Goal — Write out only the tail of the records, beginning at the line containing "Give me the" and including the last line, exactly as written.

Data shown —
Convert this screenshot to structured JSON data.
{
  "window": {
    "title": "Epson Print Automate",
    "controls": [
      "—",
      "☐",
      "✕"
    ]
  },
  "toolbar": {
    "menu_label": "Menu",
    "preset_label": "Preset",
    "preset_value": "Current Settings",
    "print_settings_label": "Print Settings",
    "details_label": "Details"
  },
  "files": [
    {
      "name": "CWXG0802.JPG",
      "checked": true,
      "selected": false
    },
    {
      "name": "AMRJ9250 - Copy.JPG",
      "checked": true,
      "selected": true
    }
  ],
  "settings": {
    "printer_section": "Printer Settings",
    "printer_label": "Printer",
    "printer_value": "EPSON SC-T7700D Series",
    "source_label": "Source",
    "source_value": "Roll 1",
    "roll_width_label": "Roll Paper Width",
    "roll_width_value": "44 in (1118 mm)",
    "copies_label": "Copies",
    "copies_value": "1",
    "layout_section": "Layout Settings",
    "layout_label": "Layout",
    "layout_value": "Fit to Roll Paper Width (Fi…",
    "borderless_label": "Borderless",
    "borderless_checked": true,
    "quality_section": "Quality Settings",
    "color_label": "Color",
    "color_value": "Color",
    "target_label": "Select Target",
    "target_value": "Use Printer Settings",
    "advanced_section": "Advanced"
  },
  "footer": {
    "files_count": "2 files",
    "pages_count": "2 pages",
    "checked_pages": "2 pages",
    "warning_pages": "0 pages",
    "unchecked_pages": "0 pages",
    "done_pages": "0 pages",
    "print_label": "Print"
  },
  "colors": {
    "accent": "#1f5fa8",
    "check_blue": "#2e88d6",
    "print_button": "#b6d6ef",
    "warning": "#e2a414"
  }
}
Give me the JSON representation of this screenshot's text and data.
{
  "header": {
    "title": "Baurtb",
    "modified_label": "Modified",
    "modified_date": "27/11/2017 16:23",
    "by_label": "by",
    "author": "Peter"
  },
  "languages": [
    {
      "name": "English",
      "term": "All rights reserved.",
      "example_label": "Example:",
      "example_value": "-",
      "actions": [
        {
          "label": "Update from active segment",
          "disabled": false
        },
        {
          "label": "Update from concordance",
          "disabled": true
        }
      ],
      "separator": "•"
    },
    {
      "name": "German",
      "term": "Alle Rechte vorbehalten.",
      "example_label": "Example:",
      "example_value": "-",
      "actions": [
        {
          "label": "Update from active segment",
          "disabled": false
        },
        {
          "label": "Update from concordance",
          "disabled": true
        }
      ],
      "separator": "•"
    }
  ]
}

Reply to the task —
Give me the JSON representation of this screenshot's text and data.
{
  "header": {
    "title": "Baurtb",
    "modified_label": "Modified",
    "modified_date": "27/11/2017 16:23",
    "by_label": "by",
    "author": "Peter"
  },
  "languages": [
    {
      "name": "English",
      "term": "All rights reserved.",
      "example_label": "Example:",
      "example_value": "-",
      "actions": [
        {
          "label": "Update from active segment",
          "disabled": false
        },
        {
          "label": "Update from concordance",
          "disabled": true
        }
      ],
      "separator": "•"
    },
    {
      "name": "German",
      "term": "Alle Rechte vorbehalten.",
      "example_label": "Example:",
      "example_value": "-",
      "actions": [
        {
          "label": "Update from active segment",
          "disabled": false
        },
        {
          "label": "Update from concordance",
          "disabled": true
        }
      ],
      "separator": "•"
    }
  ]
}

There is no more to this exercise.